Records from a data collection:
————

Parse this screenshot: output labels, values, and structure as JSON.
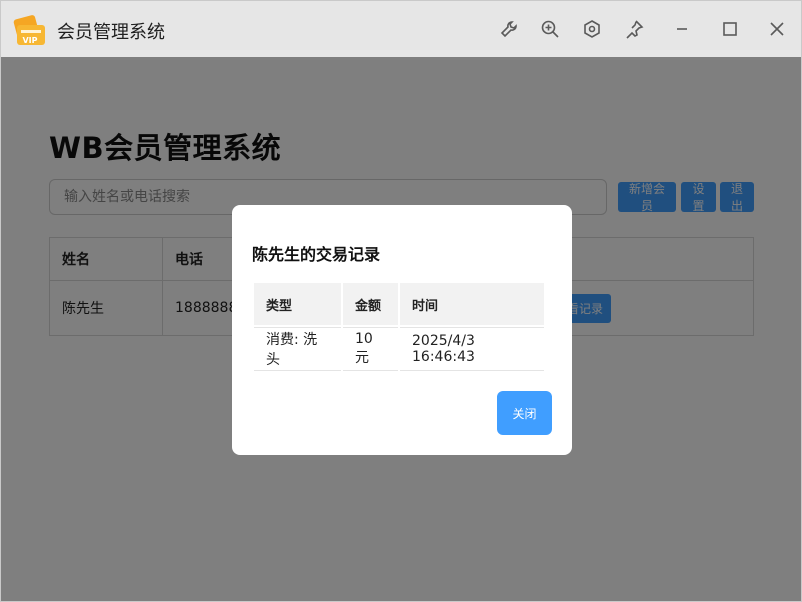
{
  "window": {
    "title": "会员管理系统",
    "app_icon_text": "VIP"
  },
  "titlebar_icons": [
    "wrench-icon",
    "zoom-in-icon",
    "settings-icon",
    "pin-icon",
    "minimize-icon",
    "maximize-icon",
    "close-icon"
  ],
  "main": {
    "heading": "WB会员管理系统",
    "search": {
      "placeholder": "输入姓名或电话搜索",
      "value": ""
    },
    "buttons": {
      "add": "新增会员",
      "settings": "设置",
      "logout": "退出"
    },
    "table": {
      "headers": [
        "姓名",
        "电话",
        ""
      ],
      "rows": [
        {
          "name": "陈先生",
          "phone": "1888888",
          "action": "看记录"
        }
      ]
    }
  },
  "modal": {
    "title": "陈先生的交易记录",
    "headers": [
      "类型",
      "金额",
      "时间"
    ],
    "rows": [
      {
        "type": "消费: 洗头",
        "amount": "10元",
        "time": "2025/4/3 16:46:43"
      }
    ],
    "close_label": "关闭"
  },
  "colors": {
    "accent": "#409eff",
    "icon_orange": "#f5a623",
    "titlebar_bg": "#e6e6e6"
  }
}
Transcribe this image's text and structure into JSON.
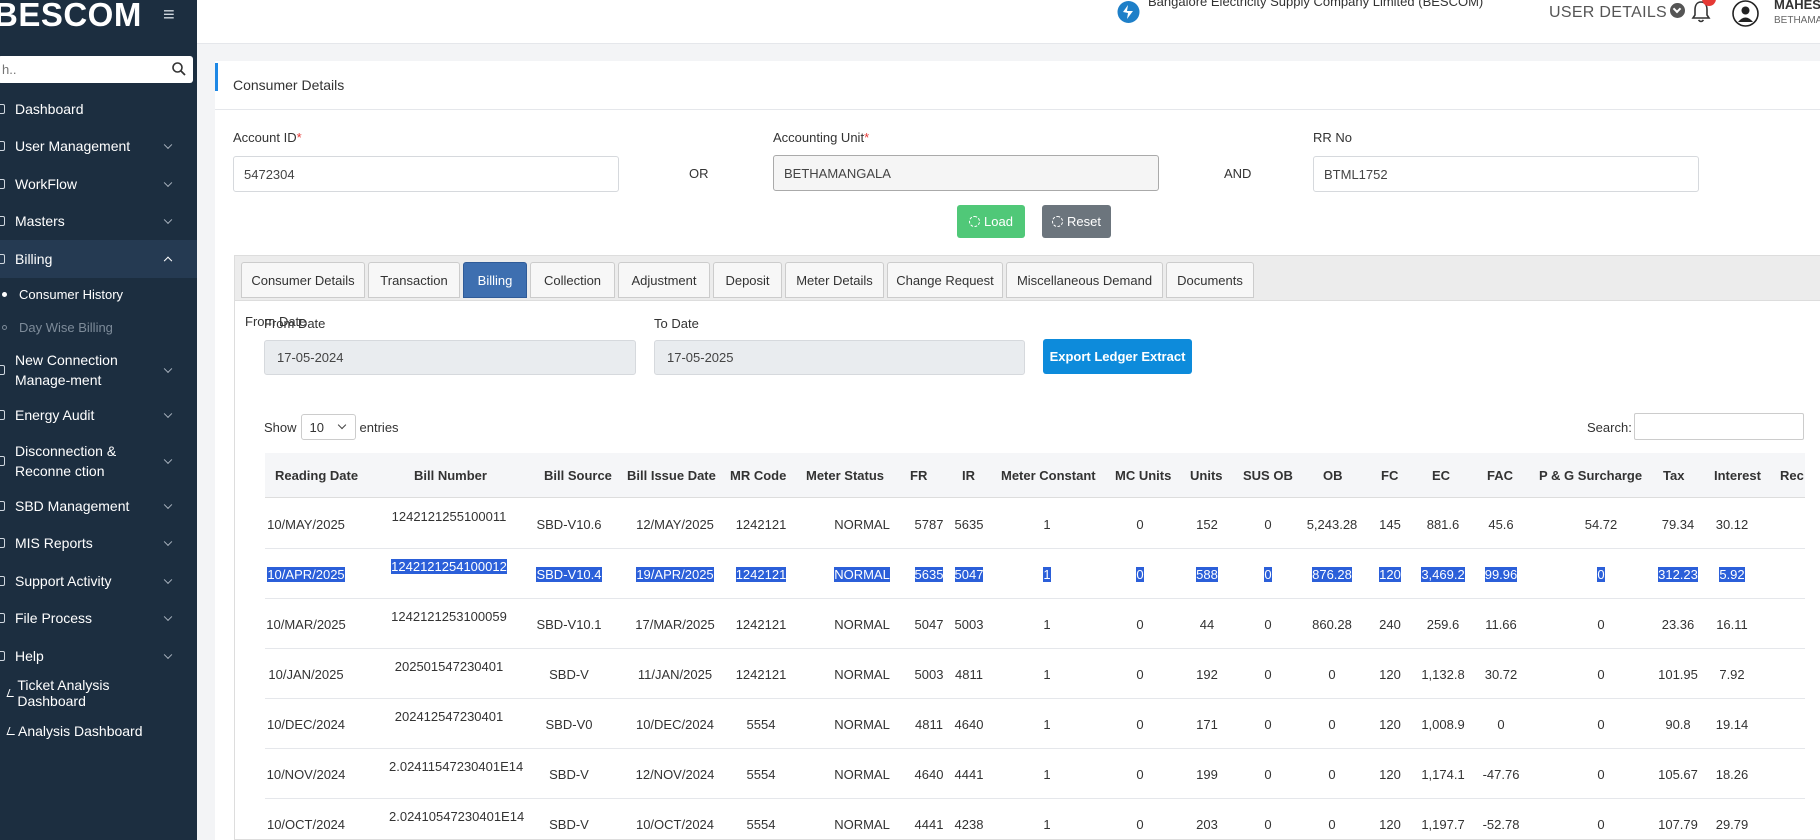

————

- _THE PROBLEM_
Write out again every line above exactly as given; the pictures do not belong in the copy.

- _FINISHED ANSWER_
Parse this screenshot: output labels, values, and structure as JSON.
{
  "window": {
    "title": "会员管理系统",
    "app_icon_text": "VIP"
  },
  "titlebar_icons": [
    "wrench-icon",
    "zoom-in-icon",
    "settings-icon",
    "pin-icon",
    "minimize-icon",
    "maximize-icon",
    "close-icon"
  ],
  "main": {
    "heading": "WB会员管理系统",
    "search": {
      "placeholder": "输入姓名或电话搜索",
      "value": ""
    },
    "buttons": {
      "add": "新增会员",
      "settings": "设置",
      "logout": "退出"
    },
    "table": {
      "headers": [
        "姓名",
        "电话",
        ""
      ],
      "rows": [
        {
          "name": "陈先生",
          "phone": "1888888",
          "action": "看记录"
        }
      ]
    }
  },
  "modal": {
    "title": "陈先生的交易记录",
    "headers": [
      "类型",
      "金额",
      "时间"
    ],
    "rows": [
      {
        "type": "消费: 洗头",
        "amount": "10元",
        "time": "2025/4/3 16:46:43"
      }
    ],
    "close_label": "关闭"
  },
  "colors": {
    "accent": "#409eff",
    "icon_orange": "#f5a623",
    "titlebar_bg": "#e6e6e6"
  }
}
Transcribe this image's text and structure into JSON.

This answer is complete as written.